Start GIVEN DATA

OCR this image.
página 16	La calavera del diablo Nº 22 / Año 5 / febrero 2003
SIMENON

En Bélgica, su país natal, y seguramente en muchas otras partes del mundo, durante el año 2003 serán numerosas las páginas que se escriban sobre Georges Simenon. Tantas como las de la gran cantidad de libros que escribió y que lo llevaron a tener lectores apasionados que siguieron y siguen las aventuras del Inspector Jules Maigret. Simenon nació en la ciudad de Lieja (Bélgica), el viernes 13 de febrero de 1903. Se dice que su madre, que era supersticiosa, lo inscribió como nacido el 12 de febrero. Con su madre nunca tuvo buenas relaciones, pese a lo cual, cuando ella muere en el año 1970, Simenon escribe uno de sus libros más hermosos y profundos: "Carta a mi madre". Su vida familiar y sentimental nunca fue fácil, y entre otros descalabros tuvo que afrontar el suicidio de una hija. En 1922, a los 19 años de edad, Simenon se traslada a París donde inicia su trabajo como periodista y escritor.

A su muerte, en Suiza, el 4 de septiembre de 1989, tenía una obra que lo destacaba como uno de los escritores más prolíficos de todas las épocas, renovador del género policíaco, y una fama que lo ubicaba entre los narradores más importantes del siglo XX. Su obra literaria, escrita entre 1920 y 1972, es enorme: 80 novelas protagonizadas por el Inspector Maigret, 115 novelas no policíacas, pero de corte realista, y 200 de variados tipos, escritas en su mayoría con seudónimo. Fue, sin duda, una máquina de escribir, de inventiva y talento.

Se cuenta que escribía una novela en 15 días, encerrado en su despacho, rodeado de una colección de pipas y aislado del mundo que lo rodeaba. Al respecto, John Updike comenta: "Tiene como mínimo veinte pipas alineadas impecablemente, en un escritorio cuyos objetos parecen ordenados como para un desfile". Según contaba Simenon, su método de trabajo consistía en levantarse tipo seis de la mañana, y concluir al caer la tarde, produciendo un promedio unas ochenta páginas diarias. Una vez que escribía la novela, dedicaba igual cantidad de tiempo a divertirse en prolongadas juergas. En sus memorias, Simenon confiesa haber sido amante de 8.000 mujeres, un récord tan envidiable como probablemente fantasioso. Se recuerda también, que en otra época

End GIVEN DATA

From the entries above, collect every line with the string "cantidad" in it.

En Bélgica, su país natal, y seguramente en muchas otras partes del mundo, durante el año 2003 serán numerosas las páginas que se escriban sobre Georges Simenon. Tantas como las de la gran cantidad de libros que escribió y que lo llevaron a tener lectores apasionados que siguieron y siguen las aventuras del Inspector Jules Maigret. Simenon nació en la ciudad de Lieja (Bélgica), el viernes 13 de febrero de 1903. Se dice que su madre, que era supersticiosa, lo inscribió como nacido el 12 de febrero. Con su madre nunca tuvo buenas relaciones, pese a lo cual, cuando ella muere en el año 1970, Simenon escribe uno de sus libros más hermosos y profundos: "Carta a mi madre". Su vida familiar y sentimental nunca fue fácil, y entre otros descalabros tuvo que afrontar el suicidio de una hija. En 1922, a los 19 años de edad, Simenon se traslada a París donde inicia su trabajo como periodista y escritor.
Se cuenta que escribía una novela en 15 días, encerrado en su despacho, rodeado de una colección de pipas y aislado del mundo que lo rodeaba. Al respecto, John Updike comenta: "Tiene como mínimo veinte pipas alineadas impecablemente, en un escritorio cuyos objetos parecen ordenados como para un desfile". Según contaba Simenon, su método de trabajo consistía en levantarse tipo seis de la mañana, y concluir al caer la tarde, produciendo un promedio unas ochenta páginas diarias. Una vez que escribía la novela, dedicaba igual cantidad de tiempo a divertirse en prolongadas juergas. En sus memorias, Simenon confiesa haber sido amante de 8.000 mujeres, un récord tan envidiable como probablemente fantasioso. Se recuerda también, que en otra época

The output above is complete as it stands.